Problem details: Pictures should be excluded; otherwise, copy every entry exactly.

>> Begin

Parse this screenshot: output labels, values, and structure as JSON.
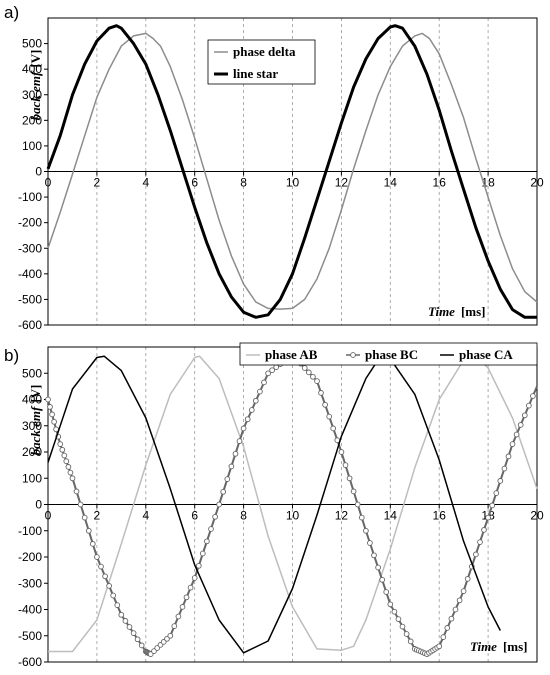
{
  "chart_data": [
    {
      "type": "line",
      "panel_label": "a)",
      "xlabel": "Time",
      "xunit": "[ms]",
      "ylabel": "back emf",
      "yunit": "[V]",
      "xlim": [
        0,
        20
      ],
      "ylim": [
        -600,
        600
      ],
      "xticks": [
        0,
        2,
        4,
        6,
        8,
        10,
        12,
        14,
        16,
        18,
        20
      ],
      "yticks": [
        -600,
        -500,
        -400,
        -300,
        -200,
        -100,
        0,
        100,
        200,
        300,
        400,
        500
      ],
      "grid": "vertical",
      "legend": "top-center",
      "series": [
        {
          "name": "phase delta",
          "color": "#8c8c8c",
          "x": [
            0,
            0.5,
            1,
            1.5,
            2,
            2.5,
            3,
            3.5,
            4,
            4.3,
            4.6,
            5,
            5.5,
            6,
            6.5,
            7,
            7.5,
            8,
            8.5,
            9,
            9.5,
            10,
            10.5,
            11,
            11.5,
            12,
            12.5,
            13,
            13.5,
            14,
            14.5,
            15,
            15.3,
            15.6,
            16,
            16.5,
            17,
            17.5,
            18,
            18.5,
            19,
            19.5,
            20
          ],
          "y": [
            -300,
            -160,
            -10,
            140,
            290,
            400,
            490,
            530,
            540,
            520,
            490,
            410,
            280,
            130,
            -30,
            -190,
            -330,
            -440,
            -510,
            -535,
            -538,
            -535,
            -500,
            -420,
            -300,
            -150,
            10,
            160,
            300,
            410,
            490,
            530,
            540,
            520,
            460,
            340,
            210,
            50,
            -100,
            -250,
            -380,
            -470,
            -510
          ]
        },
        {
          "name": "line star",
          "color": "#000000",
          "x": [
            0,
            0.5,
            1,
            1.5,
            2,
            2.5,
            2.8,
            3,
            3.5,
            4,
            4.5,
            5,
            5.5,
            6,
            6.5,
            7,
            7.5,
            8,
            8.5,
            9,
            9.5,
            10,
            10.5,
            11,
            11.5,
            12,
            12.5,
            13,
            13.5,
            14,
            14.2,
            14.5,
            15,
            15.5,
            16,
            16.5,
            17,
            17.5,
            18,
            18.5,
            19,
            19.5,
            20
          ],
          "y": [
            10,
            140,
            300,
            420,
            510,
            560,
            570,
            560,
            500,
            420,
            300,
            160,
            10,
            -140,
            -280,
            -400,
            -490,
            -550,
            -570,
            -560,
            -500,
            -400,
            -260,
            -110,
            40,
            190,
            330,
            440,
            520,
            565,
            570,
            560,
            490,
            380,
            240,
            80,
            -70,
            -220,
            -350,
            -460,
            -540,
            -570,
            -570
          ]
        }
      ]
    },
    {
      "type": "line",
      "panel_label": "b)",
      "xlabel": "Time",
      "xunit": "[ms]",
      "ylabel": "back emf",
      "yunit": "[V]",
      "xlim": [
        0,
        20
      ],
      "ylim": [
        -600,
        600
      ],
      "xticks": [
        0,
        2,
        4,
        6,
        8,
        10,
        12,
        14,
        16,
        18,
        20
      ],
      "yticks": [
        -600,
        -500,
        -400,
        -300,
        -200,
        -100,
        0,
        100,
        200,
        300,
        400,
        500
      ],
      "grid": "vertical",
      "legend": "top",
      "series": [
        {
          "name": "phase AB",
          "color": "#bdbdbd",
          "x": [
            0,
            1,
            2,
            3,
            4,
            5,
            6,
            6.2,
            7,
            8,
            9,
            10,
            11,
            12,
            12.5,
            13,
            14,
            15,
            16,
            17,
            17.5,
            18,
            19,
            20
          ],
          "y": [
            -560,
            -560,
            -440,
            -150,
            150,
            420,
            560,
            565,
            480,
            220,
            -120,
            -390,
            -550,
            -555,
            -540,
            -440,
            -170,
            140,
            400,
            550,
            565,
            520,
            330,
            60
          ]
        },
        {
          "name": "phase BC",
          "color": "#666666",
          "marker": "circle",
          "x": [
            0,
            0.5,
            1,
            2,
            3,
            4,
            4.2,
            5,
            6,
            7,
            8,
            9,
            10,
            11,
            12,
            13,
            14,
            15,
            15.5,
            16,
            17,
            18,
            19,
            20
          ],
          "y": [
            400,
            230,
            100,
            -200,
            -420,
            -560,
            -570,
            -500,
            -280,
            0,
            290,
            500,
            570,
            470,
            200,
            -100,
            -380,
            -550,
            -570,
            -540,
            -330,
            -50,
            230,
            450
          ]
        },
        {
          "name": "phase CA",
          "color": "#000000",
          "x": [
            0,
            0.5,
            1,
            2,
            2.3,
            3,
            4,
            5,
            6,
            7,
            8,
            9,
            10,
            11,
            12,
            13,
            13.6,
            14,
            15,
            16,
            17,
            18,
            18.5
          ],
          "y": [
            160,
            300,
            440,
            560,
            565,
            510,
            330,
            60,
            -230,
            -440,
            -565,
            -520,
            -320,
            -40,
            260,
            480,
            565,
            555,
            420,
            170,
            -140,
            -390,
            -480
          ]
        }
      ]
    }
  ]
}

>> End

Answer to this exercise:
Parse this screenshot: output labels, values, and structure as JSON.
{
  "chart_data": [
    {
      "type": "line",
      "panel_label": "a)",
      "xlabel": "Time",
      "xunit": "[ms]",
      "ylabel": "back emf",
      "yunit": "[V]",
      "xlim": [
        0,
        20
      ],
      "ylim": [
        -600,
        600
      ],
      "xticks": [
        0,
        2,
        4,
        6,
        8,
        10,
        12,
        14,
        16,
        18,
        20
      ],
      "yticks": [
        -600,
        -500,
        -400,
        -300,
        -200,
        -100,
        0,
        100,
        200,
        300,
        400,
        500
      ],
      "grid": "vertical",
      "legend": "top-center",
      "series": [
        {
          "name": "phase delta",
          "color": "#8c8c8c",
          "x": [
            0,
            0.5,
            1,
            1.5,
            2,
            2.5,
            3,
            3.5,
            4,
            4.3,
            4.6,
            5,
            5.5,
            6,
            6.5,
            7,
            7.5,
            8,
            8.5,
            9,
            9.5,
            10,
            10.5,
            11,
            11.5,
            12,
            12.5,
            13,
            13.5,
            14,
            14.5,
            15,
            15.3,
            15.6,
            16,
            16.5,
            17,
            17.5,
            18,
            18.5,
            19,
            19.5,
            20
          ],
          "y": [
            -300,
            -160,
            -10,
            140,
            290,
            400,
            490,
            530,
            540,
            520,
            490,
            410,
            280,
            130,
            -30,
            -190,
            -330,
            -440,
            -510,
            -535,
            -538,
            -535,
            -500,
            -420,
            -300,
            -150,
            10,
            160,
            300,
            410,
            490,
            530,
            540,
            520,
            460,
            340,
            210,
            50,
            -100,
            -250,
            -380,
            -470,
            -510
          ]
        },
        {
          "name": "line star",
          "color": "#000000",
          "x": [
            0,
            0.5,
            1,
            1.5,
            2,
            2.5,
            2.8,
            3,
            3.5,
            4,
            4.5,
            5,
            5.5,
            6,
            6.5,
            7,
            7.5,
            8,
            8.5,
            9,
            9.5,
            10,
            10.5,
            11,
            11.5,
            12,
            12.5,
            13,
            13.5,
            14,
            14.2,
            14.5,
            15,
            15.5,
            16,
            16.5,
            17,
            17.5,
            18,
            18.5,
            19,
            19.5,
            20
          ],
          "y": [
            10,
            140,
            300,
            420,
            510,
            560,
            570,
            560,
            500,
            420,
            300,
            160,
            10,
            -140,
            -280,
            -400,
            -490,
            -550,
            -570,
            -560,
            -500,
            -400,
            -260,
            -110,
            40,
            190,
            330,
            440,
            520,
            565,
            570,
            560,
            490,
            380,
            240,
            80,
            -70,
            -220,
            -350,
            -460,
            -540,
            -570,
            -570
          ]
        }
      ]
    },
    {
      "type": "line",
      "panel_label": "b)",
      "xlabel": "Time",
      "xunit": "[ms]",
      "ylabel": "back emf",
      "yunit": "[V]",
      "xlim": [
        0,
        20
      ],
      "ylim": [
        -600,
        600
      ],
      "xticks": [
        0,
        2,
        4,
        6,
        8,
        10,
        12,
        14,
        16,
        18,
        20
      ],
      "yticks": [
        -600,
        -500,
        -400,
        -300,
        -200,
        -100,
        0,
        100,
        200,
        300,
        400,
        500
      ],
      "grid": "vertical",
      "legend": "top",
      "series": [
        {
          "name": "phase AB",
          "color": "#bdbdbd",
          "x": [
            0,
            1,
            2,
            3,
            4,
            5,
            6,
            6.2,
            7,
            8,
            9,
            10,
            11,
            12,
            12.5,
            13,
            14,
            15,
            16,
            17,
            17.5,
            18,
            19,
            20
          ],
          "y": [
            -560,
            -560,
            -440,
            -150,
            150,
            420,
            560,
            565,
            480,
            220,
            -120,
            -390,
            -550,
            -555,
            -540,
            -440,
            -170,
            140,
            400,
            550,
            565,
            520,
            330,
            60
          ]
        },
        {
          "name": "phase BC",
          "color": "#666666",
          "marker": "circle",
          "x": [
            0,
            0.5,
            1,
            2,
            3,
            4,
            4.2,
            5,
            6,
            7,
            8,
            9,
            10,
            11,
            12,
            13,
            14,
            15,
            15.5,
            16,
            17,
            18,
            19,
            20
          ],
          "y": [
            400,
            230,
            100,
            -200,
            -420,
            -560,
            -570,
            -500,
            -280,
            0,
            290,
            500,
            570,
            470,
            200,
            -100,
            -380,
            -550,
            -570,
            -540,
            -330,
            -50,
            230,
            450
          ]
        },
        {
          "name": "phase CA",
          "color": "#000000",
          "x": [
            0,
            0.5,
            1,
            2,
            2.3,
            3,
            4,
            5,
            6,
            7,
            8,
            9,
            10,
            11,
            12,
            13,
            13.6,
            14,
            15,
            16,
            17,
            18,
            18.5
          ],
          "y": [
            160,
            300,
            440,
            560,
            565,
            510,
            330,
            60,
            -230,
            -440,
            -565,
            -520,
            -320,
            -40,
            260,
            480,
            565,
            555,
            420,
            170,
            -140,
            -390,
            -480
          ]
        }
      ]
    }
  ]
}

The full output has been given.